▼▼▼
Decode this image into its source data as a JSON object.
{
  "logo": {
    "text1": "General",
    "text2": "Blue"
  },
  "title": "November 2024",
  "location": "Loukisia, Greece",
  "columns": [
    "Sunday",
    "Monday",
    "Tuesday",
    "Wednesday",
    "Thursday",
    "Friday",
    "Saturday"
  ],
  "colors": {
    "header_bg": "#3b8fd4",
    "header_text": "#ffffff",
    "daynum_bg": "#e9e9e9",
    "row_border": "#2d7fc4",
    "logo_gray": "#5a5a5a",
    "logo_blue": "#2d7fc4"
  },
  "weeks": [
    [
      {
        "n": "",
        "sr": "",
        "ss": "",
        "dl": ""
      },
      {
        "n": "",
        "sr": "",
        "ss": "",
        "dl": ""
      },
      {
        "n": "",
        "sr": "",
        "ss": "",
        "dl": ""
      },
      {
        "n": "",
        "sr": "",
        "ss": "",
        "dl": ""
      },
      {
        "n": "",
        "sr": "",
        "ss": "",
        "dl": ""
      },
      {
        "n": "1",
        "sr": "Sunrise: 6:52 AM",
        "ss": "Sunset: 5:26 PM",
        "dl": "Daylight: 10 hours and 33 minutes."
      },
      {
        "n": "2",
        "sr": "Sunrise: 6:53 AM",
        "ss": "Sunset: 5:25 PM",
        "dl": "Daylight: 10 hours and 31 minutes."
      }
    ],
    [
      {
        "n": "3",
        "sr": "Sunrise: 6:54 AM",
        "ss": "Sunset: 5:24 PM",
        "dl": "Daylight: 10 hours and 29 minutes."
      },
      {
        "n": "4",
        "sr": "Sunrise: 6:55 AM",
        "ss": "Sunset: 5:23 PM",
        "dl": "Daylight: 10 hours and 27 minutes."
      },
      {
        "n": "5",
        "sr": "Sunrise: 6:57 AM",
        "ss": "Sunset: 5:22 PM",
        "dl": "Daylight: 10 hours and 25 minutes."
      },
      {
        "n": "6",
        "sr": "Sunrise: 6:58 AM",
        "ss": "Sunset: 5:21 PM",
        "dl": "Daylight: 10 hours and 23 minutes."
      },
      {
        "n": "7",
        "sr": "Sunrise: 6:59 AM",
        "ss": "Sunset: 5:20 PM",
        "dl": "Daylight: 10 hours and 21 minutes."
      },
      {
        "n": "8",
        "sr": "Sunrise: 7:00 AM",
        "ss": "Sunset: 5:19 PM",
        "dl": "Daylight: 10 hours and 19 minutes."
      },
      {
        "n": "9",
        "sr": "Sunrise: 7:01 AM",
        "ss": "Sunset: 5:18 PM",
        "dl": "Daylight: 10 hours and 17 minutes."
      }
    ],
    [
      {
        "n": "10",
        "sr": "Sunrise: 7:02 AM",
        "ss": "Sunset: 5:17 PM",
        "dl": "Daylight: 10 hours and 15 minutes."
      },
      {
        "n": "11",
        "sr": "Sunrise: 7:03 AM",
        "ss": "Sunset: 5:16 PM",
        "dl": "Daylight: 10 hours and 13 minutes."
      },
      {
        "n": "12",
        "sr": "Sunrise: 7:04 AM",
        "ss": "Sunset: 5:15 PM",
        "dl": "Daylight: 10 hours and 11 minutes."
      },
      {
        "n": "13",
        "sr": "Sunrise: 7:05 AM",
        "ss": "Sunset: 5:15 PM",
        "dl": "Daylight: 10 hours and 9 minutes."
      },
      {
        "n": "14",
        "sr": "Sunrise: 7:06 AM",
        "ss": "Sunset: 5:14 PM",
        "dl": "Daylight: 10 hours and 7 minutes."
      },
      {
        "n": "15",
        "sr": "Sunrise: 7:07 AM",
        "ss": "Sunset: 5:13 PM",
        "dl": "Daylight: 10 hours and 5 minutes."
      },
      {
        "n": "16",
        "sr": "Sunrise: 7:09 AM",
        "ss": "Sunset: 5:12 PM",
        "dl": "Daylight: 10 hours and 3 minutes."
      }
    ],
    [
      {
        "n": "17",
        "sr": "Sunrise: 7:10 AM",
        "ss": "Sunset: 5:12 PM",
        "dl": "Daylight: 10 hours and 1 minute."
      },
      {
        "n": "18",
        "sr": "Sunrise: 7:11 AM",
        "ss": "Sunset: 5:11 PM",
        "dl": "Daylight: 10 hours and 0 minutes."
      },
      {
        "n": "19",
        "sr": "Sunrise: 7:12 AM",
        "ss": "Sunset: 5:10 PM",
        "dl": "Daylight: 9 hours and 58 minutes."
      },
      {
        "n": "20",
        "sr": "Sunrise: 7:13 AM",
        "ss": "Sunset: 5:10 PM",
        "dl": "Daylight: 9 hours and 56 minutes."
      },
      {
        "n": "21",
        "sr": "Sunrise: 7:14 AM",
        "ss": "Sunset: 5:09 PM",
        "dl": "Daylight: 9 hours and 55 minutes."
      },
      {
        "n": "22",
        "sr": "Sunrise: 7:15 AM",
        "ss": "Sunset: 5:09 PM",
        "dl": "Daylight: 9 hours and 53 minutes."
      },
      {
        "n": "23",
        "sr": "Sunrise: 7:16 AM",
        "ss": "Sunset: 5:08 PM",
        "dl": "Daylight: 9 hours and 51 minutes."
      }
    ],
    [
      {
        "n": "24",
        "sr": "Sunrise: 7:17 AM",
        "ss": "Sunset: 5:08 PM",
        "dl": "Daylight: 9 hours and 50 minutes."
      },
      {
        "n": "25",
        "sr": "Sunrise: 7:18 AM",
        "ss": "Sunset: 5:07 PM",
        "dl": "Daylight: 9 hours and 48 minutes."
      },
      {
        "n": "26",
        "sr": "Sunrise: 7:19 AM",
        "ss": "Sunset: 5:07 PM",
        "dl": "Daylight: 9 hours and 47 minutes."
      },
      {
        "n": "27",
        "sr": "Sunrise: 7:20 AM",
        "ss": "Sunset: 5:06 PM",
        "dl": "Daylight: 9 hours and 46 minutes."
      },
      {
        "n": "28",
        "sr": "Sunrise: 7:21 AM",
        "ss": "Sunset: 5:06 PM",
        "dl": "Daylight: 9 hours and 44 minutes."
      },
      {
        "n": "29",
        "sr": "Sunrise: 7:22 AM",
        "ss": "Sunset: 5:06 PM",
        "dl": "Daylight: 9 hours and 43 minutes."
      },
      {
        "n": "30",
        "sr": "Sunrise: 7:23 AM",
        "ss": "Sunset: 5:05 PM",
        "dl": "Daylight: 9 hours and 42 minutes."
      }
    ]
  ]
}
▲▲▲
Please set down the whole listing above without altering a single line.

_Exercise output_.
Decode this image into its source data as a JSON object.
{
  "logo": {
    "text1": "General",
    "text2": "Blue"
  },
  "title": "November 2024",
  "location": "Loukisia, Greece",
  "columns": [
    "Sunday",
    "Monday",
    "Tuesday",
    "Wednesday",
    "Thursday",
    "Friday",
    "Saturday"
  ],
  "colors": {
    "header_bg": "#3b8fd4",
    "header_text": "#ffffff",
    "daynum_bg": "#e9e9e9",
    "row_border": "#2d7fc4",
    "logo_gray": "#5a5a5a",
    "logo_blue": "#2d7fc4"
  },
  "weeks": [
    [
      {
        "n": "",
        "sr": "",
        "ss": "",
        "dl": ""
      },
      {
        "n": "",
        "sr": "",
        "ss": "",
        "dl": ""
      },
      {
        "n": "",
        "sr": "",
        "ss": "",
        "dl": ""
      },
      {
        "n": "",
        "sr": "",
        "ss": "",
        "dl": ""
      },
      {
        "n": "",
        "sr": "",
        "ss": "",
        "dl": ""
      },
      {
        "n": "1",
        "sr": "Sunrise: 6:52 AM",
        "ss": "Sunset: 5:26 PM",
        "dl": "Daylight: 10 hours and 33 minutes."
      },
      {
        "n": "2",
        "sr": "Sunrise: 6:53 AM",
        "ss": "Sunset: 5:25 PM",
        "dl": "Daylight: 10 hours and 31 minutes."
      }
    ],
    [
      {
        "n": "3",
        "sr": "Sunrise: 6:54 AM",
        "ss": "Sunset: 5:24 PM",
        "dl": "Daylight: 10 hours and 29 minutes."
      },
      {
        "n": "4",
        "sr": "Sunrise: 6:55 AM",
        "ss": "Sunset: 5:23 PM",
        "dl": "Daylight: 10 hours and 27 minutes."
      },
      {
        "n": "5",
        "sr": "Sunrise: 6:57 AM",
        "ss": "Sunset: 5:22 PM",
        "dl": "Daylight: 10 hours and 25 minutes."
      },
      {
        "n": "6",
        "sr": "Sunrise: 6:58 AM",
        "ss": "Sunset: 5:21 PM",
        "dl": "Daylight: 10 hours and 23 minutes."
      },
      {
        "n": "7",
        "sr": "Sunrise: 6:59 AM",
        "ss": "Sunset: 5:20 PM",
        "dl": "Daylight: 10 hours and 21 minutes."
      },
      {
        "n": "8",
        "sr": "Sunrise: 7:00 AM",
        "ss": "Sunset: 5:19 PM",
        "dl": "Daylight: 10 hours and 19 minutes."
      },
      {
        "n": "9",
        "sr": "Sunrise: 7:01 AM",
        "ss": "Sunset: 5:18 PM",
        "dl": "Daylight: 10 hours and 17 minutes."
      }
    ],
    [
      {
        "n": "10",
        "sr": "Sunrise: 7:02 AM",
        "ss": "Sunset: 5:17 PM",
        "dl": "Daylight: 10 hours and 15 minutes."
      },
      {
        "n": "11",
        "sr": "Sunrise: 7:03 AM",
        "ss": "Sunset: 5:16 PM",
        "dl": "Daylight: 10 hours and 13 minutes."
      },
      {
        "n": "12",
        "sr": "Sunrise: 7:04 AM",
        "ss": "Sunset: 5:15 PM",
        "dl": "Daylight: 10 hours and 11 minutes."
      },
      {
        "n": "13",
        "sr": "Sunrise: 7:05 AM",
        "ss": "Sunset: 5:15 PM",
        "dl": "Daylight: 10 hours and 9 minutes."
      },
      {
        "n": "14",
        "sr": "Sunrise: 7:06 AM",
        "ss": "Sunset: 5:14 PM",
        "dl": "Daylight: 10 hours and 7 minutes."
      },
      {
        "n": "15",
        "sr": "Sunrise: 7:07 AM",
        "ss": "Sunset: 5:13 PM",
        "dl": "Daylight: 10 hours and 5 minutes."
      },
      {
        "n": "16",
        "sr": "Sunrise: 7:09 AM",
        "ss": "Sunset: 5:12 PM",
        "dl": "Daylight: 10 hours and 3 minutes."
      }
    ],
    [
      {
        "n": "17",
        "sr": "Sunrise: 7:10 AM",
        "ss": "Sunset: 5:12 PM",
        "dl": "Daylight: 10 hours and 1 minute."
      },
      {
        "n": "18",
        "sr": "Sunrise: 7:11 AM",
        "ss": "Sunset: 5:11 PM",
        "dl": "Daylight: 10 hours and 0 minutes."
      },
      {
        "n": "19",
        "sr": "Sunrise: 7:12 AM",
        "ss": "Sunset: 5:10 PM",
        "dl": "Daylight: 9 hours and 58 minutes."
      },
      {
        "n": "20",
        "sr": "Sunrise: 7:13 AM",
        "ss": "Sunset: 5:10 PM",
        "dl": "Daylight: 9 hours and 56 minutes."
      },
      {
        "n": "21",
        "sr": "Sunrise: 7:14 AM",
        "ss": "Sunset: 5:09 PM",
        "dl": "Daylight: 9 hours and 55 minutes."
      },
      {
        "n": "22",
        "sr": "Sunrise: 7:15 AM",
        "ss": "Sunset: 5:09 PM",
        "dl": "Daylight: 9 hours and 53 minutes."
      },
      {
        "n": "23",
        "sr": "Sunrise: 7:16 AM",
        "ss": "Sunset: 5:08 PM",
        "dl": "Daylight: 9 hours and 51 minutes."
      }
    ],
    [
      {
        "n": "24",
        "sr": "Sunrise: 7:17 AM",
        "ss": "Sunset: 5:08 PM",
        "dl": "Daylight: 9 hours and 50 minutes."
      },
      {
        "n": "25",
        "sr": "Sunrise: 7:18 AM",
        "ss": "Sunset: 5:07 PM",
        "dl": "Daylight: 9 hours and 48 minutes."
      },
      {
        "n": "26",
        "sr": "Sunrise: 7:19 AM",
        "ss": "Sunset: 5:07 PM",
        "dl": "Daylight: 9 hours and 47 minutes."
      },
      {
        "n": "27",
        "sr": "Sunrise: 7:20 AM",
        "ss": "Sunset: 5:06 PM",
        "dl": "Daylight: 9 hours and 46 minutes."
      },
      {
        "n": "28",
        "sr": "Sunrise: 7:21 AM",
        "ss": "Sunset: 5:06 PM",
        "dl": "Daylight: 9 hours and 44 minutes."
      },
      {
        "n": "29",
        "sr": "Sunrise: 7:22 AM",
        "ss": "Sunset: 5:06 PM",
        "dl": "Daylight: 9 hours and 43 minutes."
      },
      {
        "n": "30",
        "sr": "Sunrise: 7:23 AM",
        "ss": "Sunset: 5:05 PM",
        "dl": "Daylight: 9 hours and 42 minutes."
      }
    ]
  ]
}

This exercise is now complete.